[Data records]
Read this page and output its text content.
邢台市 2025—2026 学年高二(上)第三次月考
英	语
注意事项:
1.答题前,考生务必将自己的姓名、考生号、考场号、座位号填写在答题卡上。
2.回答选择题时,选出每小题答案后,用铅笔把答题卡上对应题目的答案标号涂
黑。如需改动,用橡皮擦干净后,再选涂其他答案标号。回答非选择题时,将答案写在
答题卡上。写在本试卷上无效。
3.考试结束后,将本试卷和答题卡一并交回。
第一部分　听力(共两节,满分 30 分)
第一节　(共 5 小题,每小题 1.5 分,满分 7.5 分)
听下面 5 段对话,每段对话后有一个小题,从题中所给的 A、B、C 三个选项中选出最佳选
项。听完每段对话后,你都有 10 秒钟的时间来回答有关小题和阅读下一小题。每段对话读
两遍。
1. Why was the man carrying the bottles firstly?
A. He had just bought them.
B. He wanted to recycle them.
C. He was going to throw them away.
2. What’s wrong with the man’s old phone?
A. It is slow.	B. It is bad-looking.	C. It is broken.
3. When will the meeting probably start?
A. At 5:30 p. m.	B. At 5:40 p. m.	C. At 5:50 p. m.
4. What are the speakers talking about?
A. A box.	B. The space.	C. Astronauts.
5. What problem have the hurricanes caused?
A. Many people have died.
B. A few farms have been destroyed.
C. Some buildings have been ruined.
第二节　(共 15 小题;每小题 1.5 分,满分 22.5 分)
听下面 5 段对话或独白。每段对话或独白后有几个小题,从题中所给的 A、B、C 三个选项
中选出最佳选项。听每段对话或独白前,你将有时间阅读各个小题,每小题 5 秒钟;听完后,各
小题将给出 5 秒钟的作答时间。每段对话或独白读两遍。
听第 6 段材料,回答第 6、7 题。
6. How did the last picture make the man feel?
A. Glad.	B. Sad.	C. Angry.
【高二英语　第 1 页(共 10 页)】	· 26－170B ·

TASK INSTRUCTIONS
Work through the records line by line and tally those with the word "been". Report only the total.

ANSWER FOR THE TASK
2